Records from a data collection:

********************

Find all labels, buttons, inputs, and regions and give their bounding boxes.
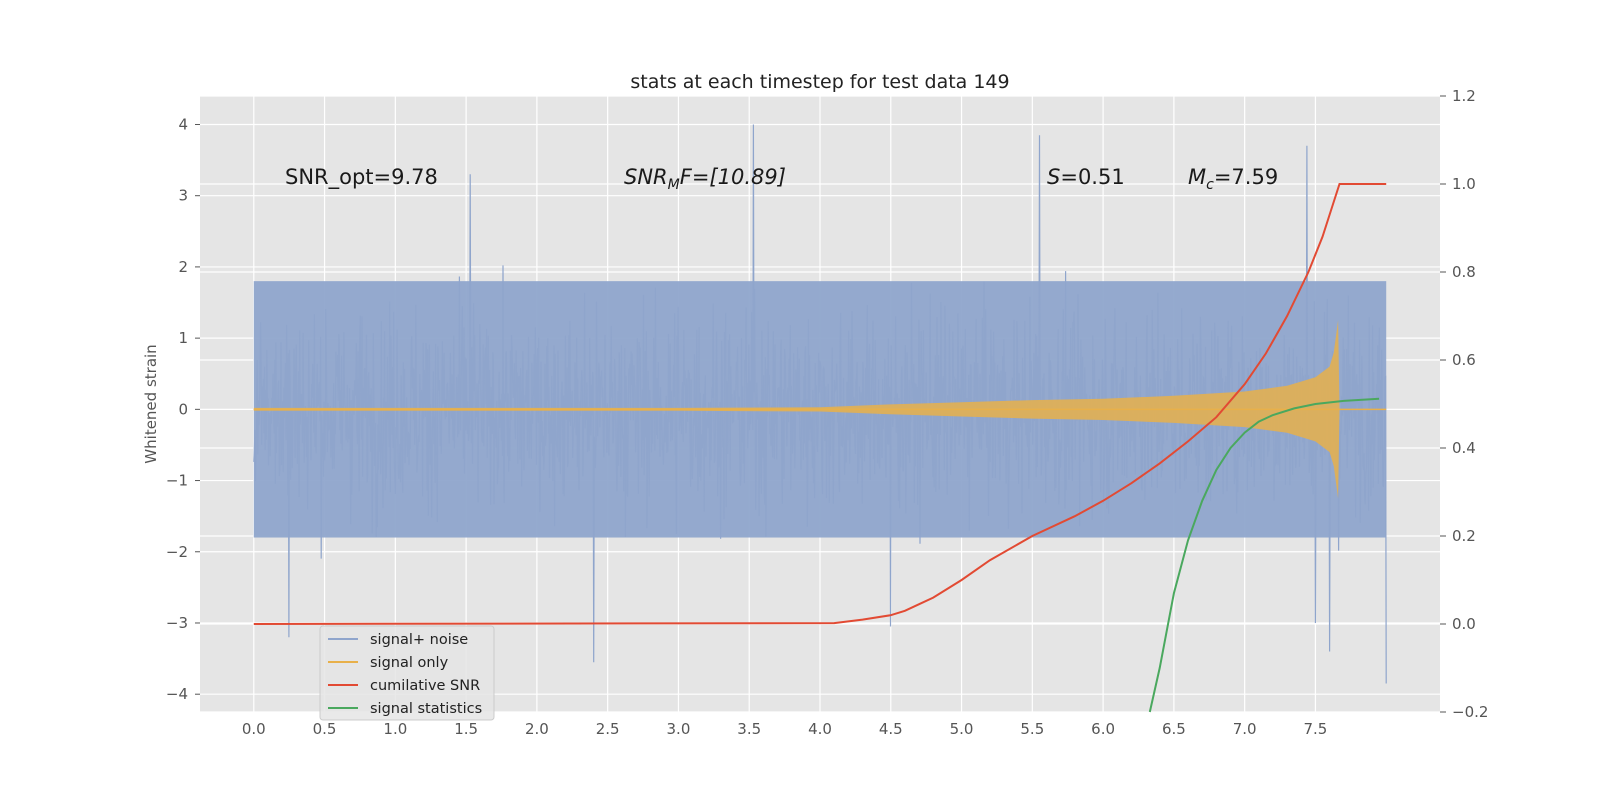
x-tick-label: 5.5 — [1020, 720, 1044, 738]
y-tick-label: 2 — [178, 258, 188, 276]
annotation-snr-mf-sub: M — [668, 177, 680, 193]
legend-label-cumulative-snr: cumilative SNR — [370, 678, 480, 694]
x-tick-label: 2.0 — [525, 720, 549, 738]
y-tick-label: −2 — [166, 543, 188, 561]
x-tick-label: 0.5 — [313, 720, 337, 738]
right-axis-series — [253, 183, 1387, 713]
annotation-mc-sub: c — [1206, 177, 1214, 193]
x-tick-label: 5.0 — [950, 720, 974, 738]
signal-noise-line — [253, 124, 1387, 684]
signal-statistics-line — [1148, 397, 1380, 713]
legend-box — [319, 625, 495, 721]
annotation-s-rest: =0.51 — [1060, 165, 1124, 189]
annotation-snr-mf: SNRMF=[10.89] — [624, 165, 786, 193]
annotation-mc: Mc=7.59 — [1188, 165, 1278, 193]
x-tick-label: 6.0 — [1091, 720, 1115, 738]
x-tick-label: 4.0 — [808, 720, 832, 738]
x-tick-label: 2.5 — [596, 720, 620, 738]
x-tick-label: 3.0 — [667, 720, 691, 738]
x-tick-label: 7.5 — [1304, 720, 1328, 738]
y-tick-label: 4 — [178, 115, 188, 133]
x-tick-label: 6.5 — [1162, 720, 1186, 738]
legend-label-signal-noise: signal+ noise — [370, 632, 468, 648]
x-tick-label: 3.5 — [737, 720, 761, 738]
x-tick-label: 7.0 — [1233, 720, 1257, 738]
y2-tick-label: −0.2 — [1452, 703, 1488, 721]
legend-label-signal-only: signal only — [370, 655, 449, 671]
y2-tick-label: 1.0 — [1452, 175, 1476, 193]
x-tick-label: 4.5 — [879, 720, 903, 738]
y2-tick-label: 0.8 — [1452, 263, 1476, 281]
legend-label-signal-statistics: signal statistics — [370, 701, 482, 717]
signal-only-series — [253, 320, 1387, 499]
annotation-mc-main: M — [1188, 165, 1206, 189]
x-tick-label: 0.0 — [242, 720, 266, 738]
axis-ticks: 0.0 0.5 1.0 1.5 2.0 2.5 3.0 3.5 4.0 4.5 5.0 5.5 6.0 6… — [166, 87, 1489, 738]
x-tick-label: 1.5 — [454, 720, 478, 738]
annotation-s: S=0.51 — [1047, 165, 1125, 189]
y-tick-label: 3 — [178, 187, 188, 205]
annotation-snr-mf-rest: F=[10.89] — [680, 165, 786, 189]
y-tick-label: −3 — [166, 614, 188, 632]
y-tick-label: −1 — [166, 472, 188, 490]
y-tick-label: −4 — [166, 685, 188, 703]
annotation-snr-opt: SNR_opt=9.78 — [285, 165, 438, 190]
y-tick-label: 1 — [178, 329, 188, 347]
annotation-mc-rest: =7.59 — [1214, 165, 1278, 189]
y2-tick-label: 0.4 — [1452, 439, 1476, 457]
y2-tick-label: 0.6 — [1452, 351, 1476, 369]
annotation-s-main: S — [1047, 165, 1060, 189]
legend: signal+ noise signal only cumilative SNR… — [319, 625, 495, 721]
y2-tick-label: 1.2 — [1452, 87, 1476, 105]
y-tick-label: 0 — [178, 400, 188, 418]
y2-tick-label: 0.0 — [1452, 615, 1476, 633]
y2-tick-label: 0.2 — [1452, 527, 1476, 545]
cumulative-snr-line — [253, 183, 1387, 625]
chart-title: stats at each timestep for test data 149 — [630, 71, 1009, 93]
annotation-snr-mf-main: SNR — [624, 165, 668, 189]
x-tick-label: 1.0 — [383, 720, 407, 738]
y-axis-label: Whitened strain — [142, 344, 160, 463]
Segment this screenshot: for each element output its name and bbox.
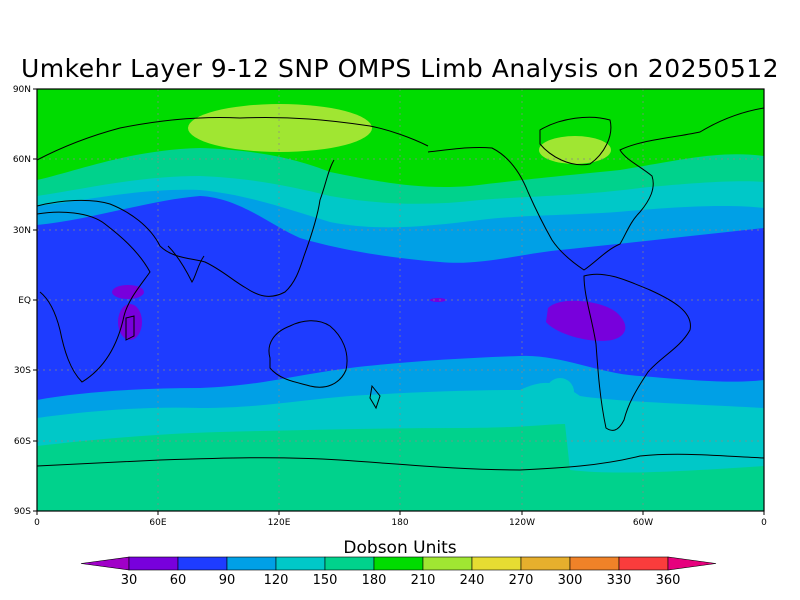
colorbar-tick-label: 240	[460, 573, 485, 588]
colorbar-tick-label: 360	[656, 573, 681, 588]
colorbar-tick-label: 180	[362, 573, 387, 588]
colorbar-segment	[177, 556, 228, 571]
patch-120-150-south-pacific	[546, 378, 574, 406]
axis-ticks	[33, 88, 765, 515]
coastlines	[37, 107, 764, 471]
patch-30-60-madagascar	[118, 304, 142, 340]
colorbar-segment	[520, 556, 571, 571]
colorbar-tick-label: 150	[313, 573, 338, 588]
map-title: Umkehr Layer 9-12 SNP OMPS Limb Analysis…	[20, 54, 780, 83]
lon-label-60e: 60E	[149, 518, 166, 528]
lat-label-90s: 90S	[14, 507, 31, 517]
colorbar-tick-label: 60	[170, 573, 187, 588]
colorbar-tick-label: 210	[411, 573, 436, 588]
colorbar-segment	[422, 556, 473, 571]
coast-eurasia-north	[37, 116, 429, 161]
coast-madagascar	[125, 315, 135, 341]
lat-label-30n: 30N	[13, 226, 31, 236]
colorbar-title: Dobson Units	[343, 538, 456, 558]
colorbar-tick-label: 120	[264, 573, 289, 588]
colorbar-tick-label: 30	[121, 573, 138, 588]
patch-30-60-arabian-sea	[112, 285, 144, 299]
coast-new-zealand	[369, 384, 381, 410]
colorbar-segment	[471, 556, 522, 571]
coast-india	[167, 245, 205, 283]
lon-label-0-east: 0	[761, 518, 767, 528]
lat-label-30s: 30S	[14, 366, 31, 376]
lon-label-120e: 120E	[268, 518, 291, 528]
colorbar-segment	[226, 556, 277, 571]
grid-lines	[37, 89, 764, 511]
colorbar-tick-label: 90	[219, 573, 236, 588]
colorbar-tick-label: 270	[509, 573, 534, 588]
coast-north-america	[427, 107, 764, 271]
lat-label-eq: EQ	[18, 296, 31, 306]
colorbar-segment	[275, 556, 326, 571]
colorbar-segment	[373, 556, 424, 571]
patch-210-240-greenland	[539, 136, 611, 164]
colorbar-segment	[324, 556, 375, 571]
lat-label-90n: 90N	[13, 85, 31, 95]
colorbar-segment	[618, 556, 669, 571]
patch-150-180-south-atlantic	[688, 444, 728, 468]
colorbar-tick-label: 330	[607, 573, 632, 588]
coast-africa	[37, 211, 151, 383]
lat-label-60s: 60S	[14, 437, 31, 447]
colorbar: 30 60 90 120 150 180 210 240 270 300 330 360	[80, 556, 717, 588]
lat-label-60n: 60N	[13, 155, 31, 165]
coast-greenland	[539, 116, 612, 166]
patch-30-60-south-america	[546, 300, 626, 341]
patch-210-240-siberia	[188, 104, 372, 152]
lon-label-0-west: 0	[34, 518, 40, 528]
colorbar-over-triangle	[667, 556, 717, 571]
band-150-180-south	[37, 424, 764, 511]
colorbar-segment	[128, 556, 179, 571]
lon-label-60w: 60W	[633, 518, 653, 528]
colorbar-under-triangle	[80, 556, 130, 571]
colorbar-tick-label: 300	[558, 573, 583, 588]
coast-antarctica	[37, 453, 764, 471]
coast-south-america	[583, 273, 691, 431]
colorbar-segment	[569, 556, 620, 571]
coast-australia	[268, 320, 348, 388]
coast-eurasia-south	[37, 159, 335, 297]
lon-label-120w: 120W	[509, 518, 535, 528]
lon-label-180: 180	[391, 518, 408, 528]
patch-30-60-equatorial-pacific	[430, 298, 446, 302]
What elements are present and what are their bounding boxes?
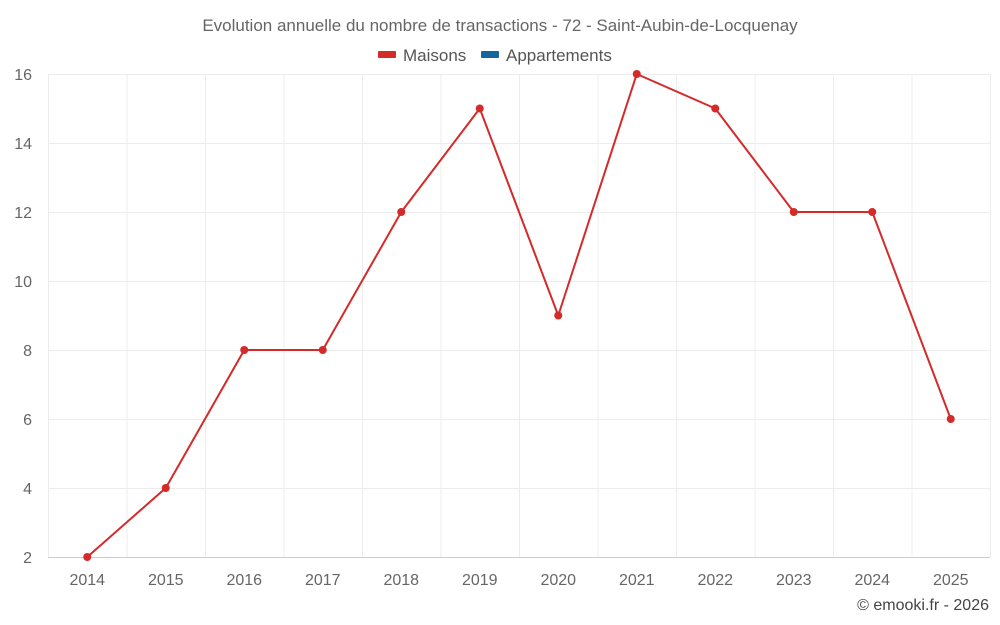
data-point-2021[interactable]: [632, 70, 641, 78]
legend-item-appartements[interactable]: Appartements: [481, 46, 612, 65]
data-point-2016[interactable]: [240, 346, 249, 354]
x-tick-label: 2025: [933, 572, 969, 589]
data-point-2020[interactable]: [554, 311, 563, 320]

********************

__Request__. Repeat verbatim the part of the records that begins with the line containing "data-point-2021[interactable]: [632, 70, 641, 78]" and continues through the end of the records, including both ends.

__Solution__.
data-point-2021[interactable]: [632, 70, 641, 78]
legend-item-appartements[interactable]: Appartements: [481, 46, 612, 65]
data-point-2016[interactable]: [240, 346, 249, 354]
x-tick-label: 2025: [933, 572, 969, 589]
data-point-2020[interactable]: [554, 311, 563, 320]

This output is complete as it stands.